Items from a data source
--------------------------------

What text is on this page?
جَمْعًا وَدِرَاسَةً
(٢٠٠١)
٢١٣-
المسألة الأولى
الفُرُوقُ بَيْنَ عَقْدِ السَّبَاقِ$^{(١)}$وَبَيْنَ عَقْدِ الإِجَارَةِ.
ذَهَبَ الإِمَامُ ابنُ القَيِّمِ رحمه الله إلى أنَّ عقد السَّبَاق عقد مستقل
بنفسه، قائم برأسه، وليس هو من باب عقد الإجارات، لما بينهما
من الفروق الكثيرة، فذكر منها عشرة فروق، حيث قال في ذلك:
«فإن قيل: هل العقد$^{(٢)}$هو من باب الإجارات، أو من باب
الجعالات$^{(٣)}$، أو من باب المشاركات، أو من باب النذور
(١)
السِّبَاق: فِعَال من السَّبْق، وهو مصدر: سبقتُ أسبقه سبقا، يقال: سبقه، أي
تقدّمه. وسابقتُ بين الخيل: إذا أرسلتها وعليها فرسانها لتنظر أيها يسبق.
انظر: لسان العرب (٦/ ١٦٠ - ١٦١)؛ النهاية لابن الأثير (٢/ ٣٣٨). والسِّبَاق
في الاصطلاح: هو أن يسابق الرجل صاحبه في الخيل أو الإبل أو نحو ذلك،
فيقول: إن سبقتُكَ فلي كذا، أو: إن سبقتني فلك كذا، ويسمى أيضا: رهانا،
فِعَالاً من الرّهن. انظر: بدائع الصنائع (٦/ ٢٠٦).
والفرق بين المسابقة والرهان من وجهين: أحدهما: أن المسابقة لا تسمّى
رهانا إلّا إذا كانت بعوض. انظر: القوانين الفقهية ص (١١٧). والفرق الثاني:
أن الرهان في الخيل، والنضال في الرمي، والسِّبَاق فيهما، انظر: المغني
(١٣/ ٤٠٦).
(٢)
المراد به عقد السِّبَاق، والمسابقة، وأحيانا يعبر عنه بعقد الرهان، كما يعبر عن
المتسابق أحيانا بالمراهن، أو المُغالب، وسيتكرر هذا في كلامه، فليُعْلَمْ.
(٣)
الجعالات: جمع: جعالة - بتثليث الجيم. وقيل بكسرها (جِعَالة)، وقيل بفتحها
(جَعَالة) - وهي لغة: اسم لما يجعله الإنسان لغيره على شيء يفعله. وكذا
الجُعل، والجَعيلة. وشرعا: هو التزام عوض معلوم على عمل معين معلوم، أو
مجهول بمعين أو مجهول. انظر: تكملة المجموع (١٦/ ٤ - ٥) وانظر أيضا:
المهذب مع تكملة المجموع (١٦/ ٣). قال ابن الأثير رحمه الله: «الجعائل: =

--------------------------------

Problem details » Your task is to repeat the data exactly; please include every line.

Answer to this task »
What text is on this page?
جَمْعًا وَدِرَاسَةً
(٢٠٠١)
٢١٣-
المسألة الأولى
الفُرُوقُ بَيْنَ عَقْدِ السَّبَاقِ$^{(١)}$وَبَيْنَ عَقْدِ الإِجَارَةِ.
ذَهَبَ الإِمَامُ ابنُ القَيِّمِ رحمه الله إلى أنَّ عقد السَّبَاق عقد مستقل
بنفسه، قائم برأسه، وليس هو من باب عقد الإجارات، لما بينهما
من الفروق الكثيرة، فذكر منها عشرة فروق، حيث قال في ذلك:
«فإن قيل: هل العقد$^{(٢)}$هو من باب الإجارات، أو من باب
الجعالات$^{(٣)}$، أو من باب المشاركات، أو من باب النذور
(١)
السِّبَاق: فِعَال من السَّبْق، وهو مصدر: سبقتُ أسبقه سبقا، يقال: سبقه، أي
تقدّمه. وسابقتُ بين الخيل: إذا أرسلتها وعليها فرسانها لتنظر أيها يسبق.
انظر: لسان العرب (٦/ ١٦٠ - ١٦١)؛ النهاية لابن الأثير (٢/ ٣٣٨). والسِّبَاق
في الاصطلاح: هو أن يسابق الرجل صاحبه في الخيل أو الإبل أو نحو ذلك،
فيقول: إن سبقتُكَ فلي كذا، أو: إن سبقتني فلك كذا، ويسمى أيضا: رهانا،
فِعَالاً من الرّهن. انظر: بدائع الصنائع (٦/ ٢٠٦).
والفرق بين المسابقة والرهان من وجهين: أحدهما: أن المسابقة لا تسمّى
رهانا إلّا إذا كانت بعوض. انظر: القوانين الفقهية ص (١١٧). والفرق الثاني:
أن الرهان في الخيل، والنضال في الرمي، والسِّبَاق فيهما، انظر: المغني
(١٣/ ٤٠٦).
(٢)
المراد به عقد السِّبَاق، والمسابقة، وأحيانا يعبر عنه بعقد الرهان، كما يعبر عن
المتسابق أحيانا بالمراهن، أو المُغالب، وسيتكرر هذا في كلامه، فليُعْلَمْ.
(٣)
الجعالات: جمع: جعالة - بتثليث الجيم. وقيل بكسرها (جِعَالة)، وقيل بفتحها
(جَعَالة) - وهي لغة: اسم لما يجعله الإنسان لغيره على شيء يفعله. وكذا
الجُعل، والجَعيلة. وشرعا: هو التزام عوض معلوم على عمل معين معلوم، أو
مجهول بمعين أو مجهول. انظر: تكملة المجموع (١٦/ ٤ - ٥) وانظر أيضا:
المهذب مع تكملة المجموع (١٦/ ٣). قال ابن الأثير رحمه الله: «الجعائل: =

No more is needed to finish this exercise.